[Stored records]
# # # # #

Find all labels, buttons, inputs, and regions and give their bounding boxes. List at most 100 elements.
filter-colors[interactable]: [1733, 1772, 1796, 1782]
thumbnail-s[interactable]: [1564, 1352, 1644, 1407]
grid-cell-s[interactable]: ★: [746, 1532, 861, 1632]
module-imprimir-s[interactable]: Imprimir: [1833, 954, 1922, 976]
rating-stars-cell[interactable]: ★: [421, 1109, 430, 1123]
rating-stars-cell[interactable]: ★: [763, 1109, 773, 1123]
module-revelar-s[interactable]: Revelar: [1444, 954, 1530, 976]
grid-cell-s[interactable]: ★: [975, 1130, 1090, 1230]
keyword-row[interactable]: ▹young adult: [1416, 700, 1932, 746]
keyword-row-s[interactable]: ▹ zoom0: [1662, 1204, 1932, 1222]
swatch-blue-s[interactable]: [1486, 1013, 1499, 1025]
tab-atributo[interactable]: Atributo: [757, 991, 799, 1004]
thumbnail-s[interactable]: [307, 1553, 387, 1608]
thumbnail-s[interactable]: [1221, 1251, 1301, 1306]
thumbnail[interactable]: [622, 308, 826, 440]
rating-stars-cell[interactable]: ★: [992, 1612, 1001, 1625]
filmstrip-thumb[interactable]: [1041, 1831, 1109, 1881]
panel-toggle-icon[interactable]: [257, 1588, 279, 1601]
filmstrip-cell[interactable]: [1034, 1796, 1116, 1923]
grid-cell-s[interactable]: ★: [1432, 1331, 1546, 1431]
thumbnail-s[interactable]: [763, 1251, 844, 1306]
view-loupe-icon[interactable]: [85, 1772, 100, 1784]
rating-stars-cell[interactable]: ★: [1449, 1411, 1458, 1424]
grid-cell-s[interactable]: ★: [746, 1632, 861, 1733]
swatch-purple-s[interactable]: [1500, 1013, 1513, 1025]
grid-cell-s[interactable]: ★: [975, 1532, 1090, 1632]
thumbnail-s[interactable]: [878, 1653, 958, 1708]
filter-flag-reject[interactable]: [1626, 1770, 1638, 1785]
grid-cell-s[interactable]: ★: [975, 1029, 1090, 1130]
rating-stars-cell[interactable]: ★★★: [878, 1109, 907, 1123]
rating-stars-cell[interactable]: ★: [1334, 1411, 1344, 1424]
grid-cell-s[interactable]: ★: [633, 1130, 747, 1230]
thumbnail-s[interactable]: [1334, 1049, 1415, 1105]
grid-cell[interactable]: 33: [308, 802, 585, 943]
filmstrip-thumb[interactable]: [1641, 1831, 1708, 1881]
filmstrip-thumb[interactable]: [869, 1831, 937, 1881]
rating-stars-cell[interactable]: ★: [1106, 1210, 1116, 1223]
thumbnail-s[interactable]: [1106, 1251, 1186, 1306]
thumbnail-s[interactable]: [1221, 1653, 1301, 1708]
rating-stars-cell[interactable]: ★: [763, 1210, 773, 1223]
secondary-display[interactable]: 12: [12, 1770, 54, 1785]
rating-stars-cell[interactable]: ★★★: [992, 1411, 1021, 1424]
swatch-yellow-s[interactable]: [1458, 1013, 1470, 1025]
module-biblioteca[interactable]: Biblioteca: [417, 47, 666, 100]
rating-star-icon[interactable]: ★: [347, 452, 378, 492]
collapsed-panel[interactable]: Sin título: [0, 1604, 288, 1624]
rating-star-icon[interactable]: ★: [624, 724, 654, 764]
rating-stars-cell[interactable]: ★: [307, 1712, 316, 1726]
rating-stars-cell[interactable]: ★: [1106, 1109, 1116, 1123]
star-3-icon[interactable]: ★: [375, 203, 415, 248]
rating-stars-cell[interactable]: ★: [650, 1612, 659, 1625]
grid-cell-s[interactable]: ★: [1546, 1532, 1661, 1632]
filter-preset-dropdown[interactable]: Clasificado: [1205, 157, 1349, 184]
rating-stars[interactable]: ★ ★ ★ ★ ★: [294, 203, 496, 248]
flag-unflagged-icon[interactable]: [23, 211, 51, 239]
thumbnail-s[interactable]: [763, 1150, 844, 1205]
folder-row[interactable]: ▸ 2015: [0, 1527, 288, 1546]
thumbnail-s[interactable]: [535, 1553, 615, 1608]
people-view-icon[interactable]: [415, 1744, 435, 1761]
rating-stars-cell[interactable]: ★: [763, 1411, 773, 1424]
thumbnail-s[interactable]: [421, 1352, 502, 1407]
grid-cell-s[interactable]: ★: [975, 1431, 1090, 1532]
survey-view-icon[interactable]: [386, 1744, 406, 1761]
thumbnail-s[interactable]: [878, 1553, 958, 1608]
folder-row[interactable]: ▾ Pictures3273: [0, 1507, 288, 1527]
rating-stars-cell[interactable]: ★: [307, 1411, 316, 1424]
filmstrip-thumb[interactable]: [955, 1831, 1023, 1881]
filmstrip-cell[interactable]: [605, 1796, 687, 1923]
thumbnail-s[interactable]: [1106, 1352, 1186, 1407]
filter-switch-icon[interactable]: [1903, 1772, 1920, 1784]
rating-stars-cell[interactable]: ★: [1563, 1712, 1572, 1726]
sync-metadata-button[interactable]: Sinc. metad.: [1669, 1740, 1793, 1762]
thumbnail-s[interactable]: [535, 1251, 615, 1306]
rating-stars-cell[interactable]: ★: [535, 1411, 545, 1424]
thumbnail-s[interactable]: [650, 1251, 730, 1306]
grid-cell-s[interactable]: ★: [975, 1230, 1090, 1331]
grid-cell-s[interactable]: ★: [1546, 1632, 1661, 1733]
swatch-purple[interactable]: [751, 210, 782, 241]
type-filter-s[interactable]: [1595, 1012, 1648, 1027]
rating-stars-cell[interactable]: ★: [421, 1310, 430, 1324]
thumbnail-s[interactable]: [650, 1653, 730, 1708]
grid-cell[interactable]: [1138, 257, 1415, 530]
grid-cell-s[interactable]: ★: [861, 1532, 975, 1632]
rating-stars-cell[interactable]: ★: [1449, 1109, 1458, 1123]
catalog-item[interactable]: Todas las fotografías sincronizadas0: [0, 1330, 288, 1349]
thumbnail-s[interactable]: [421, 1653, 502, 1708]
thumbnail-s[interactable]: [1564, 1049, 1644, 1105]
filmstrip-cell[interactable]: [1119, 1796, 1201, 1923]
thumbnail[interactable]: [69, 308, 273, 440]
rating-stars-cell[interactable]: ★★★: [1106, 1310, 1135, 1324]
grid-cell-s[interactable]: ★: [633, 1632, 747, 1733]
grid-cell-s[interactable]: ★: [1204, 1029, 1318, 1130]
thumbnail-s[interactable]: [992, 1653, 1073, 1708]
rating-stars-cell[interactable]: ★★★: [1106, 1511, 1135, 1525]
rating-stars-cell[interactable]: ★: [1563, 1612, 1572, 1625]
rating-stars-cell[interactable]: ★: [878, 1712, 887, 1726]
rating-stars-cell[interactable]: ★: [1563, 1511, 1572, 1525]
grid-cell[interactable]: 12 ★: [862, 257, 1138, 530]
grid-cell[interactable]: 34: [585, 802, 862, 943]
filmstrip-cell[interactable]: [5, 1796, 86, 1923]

# # # # #

**Your goal:** Gather every line of the data above that contains the string "filmstrip", treating uppercase and lowercase as different.

**The answer:**
filmstrip-thumb[interactable]: [1041, 1831, 1109, 1881]
filmstrip-cell[interactable]: [1034, 1796, 1116, 1923]
filmstrip-thumb[interactable]: [1641, 1831, 1708, 1881]
filmstrip-thumb[interactable]: [869, 1831, 937, 1881]
filmstrip-thumb[interactable]: [955, 1831, 1023, 1881]
filmstrip-cell[interactable]: [605, 1796, 687, 1923]
filmstrip-cell[interactable]: [1119, 1796, 1201, 1923]
filmstrip-cell[interactable]: [5, 1796, 86, 1923]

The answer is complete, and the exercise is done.